Request: Show all lines holding the string "slope".

Listed records:
** Start **

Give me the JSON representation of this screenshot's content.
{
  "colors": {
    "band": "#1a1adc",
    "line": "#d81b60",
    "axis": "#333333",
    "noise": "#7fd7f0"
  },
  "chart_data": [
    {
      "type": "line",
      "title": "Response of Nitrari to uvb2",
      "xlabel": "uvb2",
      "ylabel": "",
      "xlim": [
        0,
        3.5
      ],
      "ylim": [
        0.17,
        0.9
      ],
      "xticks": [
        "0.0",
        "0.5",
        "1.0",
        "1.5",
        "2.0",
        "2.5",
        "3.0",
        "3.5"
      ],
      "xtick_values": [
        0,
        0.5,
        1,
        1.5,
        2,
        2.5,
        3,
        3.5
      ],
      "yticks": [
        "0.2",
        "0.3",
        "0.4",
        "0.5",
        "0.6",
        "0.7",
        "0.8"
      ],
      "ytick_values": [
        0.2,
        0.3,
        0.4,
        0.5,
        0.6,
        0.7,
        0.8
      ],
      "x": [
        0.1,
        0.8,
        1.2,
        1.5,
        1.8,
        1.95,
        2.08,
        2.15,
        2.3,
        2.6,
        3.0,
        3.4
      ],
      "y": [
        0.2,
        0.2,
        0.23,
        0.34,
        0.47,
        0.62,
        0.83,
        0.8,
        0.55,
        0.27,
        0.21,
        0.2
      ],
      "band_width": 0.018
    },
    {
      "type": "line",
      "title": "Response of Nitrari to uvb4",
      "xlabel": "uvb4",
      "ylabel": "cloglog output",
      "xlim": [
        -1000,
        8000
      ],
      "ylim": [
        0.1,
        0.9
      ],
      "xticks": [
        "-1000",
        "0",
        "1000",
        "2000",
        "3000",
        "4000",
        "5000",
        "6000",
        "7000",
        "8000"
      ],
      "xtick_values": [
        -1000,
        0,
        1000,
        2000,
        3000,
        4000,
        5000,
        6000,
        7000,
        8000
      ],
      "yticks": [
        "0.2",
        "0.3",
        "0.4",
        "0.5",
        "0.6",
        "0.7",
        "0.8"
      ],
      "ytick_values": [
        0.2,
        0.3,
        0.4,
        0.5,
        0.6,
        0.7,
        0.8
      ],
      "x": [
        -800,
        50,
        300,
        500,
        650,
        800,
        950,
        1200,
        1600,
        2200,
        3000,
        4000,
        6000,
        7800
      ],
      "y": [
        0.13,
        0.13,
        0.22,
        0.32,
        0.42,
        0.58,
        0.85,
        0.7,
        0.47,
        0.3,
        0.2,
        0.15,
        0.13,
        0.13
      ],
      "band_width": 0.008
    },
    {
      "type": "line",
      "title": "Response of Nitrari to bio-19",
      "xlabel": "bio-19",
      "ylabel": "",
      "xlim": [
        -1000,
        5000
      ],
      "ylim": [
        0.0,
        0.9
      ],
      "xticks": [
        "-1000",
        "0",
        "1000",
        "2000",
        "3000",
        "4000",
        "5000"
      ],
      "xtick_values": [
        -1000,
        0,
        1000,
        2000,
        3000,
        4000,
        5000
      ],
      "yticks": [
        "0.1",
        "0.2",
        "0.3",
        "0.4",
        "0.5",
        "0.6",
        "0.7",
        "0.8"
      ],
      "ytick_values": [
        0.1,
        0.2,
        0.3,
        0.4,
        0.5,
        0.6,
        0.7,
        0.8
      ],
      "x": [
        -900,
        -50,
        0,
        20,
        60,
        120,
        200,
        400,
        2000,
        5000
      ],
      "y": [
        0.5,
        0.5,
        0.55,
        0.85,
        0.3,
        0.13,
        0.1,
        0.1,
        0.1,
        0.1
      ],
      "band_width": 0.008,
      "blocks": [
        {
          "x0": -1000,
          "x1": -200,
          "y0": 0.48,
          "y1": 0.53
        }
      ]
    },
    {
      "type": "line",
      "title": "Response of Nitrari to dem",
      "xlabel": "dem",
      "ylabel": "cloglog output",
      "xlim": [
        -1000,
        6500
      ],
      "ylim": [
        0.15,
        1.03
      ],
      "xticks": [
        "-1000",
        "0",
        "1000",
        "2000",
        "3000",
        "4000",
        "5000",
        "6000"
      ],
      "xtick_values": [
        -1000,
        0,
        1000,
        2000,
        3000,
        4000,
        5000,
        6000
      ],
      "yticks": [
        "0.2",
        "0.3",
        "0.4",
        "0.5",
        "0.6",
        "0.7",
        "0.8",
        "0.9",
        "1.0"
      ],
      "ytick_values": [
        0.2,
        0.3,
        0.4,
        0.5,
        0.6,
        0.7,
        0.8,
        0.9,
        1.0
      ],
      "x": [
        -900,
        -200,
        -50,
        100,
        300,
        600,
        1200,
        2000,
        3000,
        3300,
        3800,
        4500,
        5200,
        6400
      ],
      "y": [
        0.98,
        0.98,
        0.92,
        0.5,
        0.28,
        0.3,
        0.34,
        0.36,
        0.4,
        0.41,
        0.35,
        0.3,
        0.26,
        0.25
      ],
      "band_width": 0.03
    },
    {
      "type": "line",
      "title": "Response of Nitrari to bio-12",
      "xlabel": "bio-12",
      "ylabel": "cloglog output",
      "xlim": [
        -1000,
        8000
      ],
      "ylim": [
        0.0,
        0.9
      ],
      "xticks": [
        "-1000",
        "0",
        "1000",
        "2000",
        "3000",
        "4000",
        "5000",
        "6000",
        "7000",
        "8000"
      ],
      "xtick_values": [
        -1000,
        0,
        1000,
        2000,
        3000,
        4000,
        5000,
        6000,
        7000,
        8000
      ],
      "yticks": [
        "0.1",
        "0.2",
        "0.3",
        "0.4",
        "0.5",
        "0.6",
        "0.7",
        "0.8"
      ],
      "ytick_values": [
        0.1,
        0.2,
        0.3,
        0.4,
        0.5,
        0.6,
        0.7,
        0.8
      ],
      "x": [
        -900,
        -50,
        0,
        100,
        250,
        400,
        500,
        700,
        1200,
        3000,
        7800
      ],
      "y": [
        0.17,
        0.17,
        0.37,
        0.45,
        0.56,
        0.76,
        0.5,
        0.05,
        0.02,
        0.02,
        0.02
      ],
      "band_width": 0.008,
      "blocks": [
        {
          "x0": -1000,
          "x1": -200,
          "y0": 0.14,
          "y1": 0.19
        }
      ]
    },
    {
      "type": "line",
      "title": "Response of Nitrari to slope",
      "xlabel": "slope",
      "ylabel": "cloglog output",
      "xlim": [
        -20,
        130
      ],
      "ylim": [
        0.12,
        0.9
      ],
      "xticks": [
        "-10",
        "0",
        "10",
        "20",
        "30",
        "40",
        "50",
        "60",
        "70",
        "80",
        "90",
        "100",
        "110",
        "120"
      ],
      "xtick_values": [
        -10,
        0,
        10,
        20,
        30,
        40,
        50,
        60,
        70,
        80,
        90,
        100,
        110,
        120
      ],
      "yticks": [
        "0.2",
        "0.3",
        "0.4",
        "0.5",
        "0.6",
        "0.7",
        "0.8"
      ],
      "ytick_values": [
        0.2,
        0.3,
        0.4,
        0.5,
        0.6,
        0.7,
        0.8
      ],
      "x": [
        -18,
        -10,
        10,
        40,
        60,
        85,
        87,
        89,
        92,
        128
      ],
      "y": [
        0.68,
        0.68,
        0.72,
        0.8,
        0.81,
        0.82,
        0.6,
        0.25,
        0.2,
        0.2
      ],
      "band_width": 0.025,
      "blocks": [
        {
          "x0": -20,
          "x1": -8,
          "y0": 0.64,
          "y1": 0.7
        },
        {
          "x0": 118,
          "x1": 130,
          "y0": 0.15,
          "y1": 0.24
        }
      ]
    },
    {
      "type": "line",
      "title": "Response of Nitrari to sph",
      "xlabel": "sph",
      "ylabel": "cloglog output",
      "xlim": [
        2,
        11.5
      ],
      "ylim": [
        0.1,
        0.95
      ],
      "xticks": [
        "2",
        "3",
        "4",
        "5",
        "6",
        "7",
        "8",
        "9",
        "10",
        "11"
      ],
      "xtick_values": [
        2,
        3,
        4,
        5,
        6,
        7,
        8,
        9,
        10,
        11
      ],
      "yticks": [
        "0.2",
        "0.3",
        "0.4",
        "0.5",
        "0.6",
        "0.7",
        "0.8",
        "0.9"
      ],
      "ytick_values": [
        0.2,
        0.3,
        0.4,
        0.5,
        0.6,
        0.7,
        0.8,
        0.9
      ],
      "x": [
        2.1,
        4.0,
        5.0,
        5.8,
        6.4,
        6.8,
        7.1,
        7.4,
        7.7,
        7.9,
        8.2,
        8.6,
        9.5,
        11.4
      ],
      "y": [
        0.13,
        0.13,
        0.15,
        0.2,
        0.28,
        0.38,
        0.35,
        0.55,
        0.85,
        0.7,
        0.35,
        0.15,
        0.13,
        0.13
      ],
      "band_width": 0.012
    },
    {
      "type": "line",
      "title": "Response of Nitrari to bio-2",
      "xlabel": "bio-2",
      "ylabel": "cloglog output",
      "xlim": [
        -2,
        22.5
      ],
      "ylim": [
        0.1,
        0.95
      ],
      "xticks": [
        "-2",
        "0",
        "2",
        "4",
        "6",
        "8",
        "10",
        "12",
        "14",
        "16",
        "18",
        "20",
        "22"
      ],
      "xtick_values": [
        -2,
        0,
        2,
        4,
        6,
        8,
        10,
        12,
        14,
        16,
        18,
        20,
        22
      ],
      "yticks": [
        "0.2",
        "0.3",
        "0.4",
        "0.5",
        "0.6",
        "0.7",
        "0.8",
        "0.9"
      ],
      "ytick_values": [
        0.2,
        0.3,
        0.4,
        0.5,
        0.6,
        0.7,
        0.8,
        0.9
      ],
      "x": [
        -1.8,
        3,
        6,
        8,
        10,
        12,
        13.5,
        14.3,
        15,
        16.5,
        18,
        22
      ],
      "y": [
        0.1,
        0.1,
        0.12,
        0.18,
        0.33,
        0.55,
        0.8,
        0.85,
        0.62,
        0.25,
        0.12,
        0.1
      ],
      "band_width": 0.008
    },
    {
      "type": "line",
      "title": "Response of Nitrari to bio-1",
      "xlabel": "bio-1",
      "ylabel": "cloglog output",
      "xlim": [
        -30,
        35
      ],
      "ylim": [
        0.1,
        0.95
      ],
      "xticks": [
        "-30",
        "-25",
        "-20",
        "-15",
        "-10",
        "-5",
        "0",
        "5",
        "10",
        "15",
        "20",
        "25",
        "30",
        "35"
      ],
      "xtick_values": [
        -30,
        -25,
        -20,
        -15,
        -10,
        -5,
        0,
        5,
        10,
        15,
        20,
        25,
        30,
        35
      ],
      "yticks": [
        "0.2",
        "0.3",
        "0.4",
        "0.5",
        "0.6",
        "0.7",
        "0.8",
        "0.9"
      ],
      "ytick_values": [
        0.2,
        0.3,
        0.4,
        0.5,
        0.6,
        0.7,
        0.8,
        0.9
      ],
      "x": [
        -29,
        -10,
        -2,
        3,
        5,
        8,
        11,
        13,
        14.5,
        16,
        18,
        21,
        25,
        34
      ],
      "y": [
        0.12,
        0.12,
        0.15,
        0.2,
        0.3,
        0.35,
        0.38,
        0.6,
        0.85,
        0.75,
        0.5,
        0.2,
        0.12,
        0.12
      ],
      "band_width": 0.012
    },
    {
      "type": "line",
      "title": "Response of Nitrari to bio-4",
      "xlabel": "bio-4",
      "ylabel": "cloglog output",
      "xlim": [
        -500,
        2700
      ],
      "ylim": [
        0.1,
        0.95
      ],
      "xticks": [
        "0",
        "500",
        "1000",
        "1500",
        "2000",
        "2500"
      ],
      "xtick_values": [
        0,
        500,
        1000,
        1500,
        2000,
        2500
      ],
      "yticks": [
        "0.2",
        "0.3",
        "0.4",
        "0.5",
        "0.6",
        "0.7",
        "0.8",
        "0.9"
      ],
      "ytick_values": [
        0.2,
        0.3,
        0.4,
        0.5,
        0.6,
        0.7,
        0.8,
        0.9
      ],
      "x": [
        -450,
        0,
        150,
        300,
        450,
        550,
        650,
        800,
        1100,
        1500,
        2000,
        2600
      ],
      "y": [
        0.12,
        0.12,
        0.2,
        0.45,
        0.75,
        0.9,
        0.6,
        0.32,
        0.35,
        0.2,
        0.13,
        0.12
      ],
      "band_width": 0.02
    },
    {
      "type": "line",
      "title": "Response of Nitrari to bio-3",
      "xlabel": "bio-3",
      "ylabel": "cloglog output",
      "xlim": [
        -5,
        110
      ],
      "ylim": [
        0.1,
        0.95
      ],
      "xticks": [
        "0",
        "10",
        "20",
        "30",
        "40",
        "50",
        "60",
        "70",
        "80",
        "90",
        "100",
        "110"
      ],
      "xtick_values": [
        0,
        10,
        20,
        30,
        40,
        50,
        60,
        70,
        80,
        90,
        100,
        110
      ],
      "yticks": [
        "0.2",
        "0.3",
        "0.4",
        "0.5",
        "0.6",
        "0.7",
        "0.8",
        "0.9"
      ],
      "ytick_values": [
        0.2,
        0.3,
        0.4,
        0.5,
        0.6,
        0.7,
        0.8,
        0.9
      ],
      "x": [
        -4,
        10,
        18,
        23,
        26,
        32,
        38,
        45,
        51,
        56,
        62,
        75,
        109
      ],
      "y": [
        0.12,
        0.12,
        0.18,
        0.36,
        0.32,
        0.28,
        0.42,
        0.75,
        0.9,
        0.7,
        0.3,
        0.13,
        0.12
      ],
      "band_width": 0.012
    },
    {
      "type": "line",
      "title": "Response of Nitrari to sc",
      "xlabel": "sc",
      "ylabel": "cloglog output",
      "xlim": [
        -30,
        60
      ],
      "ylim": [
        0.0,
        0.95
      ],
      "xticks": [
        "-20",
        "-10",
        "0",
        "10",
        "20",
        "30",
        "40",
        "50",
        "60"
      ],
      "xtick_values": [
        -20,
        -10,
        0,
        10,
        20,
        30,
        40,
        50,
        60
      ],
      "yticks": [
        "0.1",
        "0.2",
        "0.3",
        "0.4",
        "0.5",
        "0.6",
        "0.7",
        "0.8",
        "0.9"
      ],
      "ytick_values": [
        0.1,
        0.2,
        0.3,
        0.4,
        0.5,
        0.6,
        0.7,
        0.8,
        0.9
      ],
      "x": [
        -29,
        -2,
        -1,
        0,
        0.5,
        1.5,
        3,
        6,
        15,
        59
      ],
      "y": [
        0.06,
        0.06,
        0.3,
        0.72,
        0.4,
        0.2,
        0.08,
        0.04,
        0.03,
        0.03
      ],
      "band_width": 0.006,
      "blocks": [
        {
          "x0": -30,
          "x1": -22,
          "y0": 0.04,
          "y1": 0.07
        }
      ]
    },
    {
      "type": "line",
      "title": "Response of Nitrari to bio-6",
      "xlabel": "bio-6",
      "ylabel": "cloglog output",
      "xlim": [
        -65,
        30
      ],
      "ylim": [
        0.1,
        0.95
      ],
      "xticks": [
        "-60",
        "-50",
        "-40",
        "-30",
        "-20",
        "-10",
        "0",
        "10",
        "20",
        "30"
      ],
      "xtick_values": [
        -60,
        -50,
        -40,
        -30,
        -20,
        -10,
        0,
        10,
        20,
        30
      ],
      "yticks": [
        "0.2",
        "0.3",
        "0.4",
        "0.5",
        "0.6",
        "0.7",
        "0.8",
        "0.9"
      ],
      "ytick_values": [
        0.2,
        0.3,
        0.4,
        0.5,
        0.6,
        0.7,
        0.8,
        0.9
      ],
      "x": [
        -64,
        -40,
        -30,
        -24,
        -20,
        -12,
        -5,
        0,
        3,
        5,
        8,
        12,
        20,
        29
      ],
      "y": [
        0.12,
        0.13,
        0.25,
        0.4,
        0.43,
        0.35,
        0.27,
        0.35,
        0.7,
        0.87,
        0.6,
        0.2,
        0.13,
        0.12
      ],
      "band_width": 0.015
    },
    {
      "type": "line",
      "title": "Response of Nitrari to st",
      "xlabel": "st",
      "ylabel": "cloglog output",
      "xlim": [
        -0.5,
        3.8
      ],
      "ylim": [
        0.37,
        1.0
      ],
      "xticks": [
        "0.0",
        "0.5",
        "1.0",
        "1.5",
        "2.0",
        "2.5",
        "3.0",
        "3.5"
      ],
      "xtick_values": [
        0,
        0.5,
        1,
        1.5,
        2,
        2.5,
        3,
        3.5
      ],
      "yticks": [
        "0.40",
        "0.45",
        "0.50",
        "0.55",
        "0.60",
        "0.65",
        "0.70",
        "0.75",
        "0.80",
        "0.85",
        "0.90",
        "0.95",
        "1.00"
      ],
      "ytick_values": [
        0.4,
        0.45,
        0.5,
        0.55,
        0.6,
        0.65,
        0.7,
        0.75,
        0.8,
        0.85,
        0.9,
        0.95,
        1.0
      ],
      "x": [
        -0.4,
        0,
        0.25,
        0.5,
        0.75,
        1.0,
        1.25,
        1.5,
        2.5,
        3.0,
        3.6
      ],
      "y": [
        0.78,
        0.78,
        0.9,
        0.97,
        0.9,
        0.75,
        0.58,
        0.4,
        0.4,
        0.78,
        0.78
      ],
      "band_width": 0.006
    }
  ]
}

** End **

Problem solution:
      "title": "Response of Nitrari to slope",
      "xlabel": "slope",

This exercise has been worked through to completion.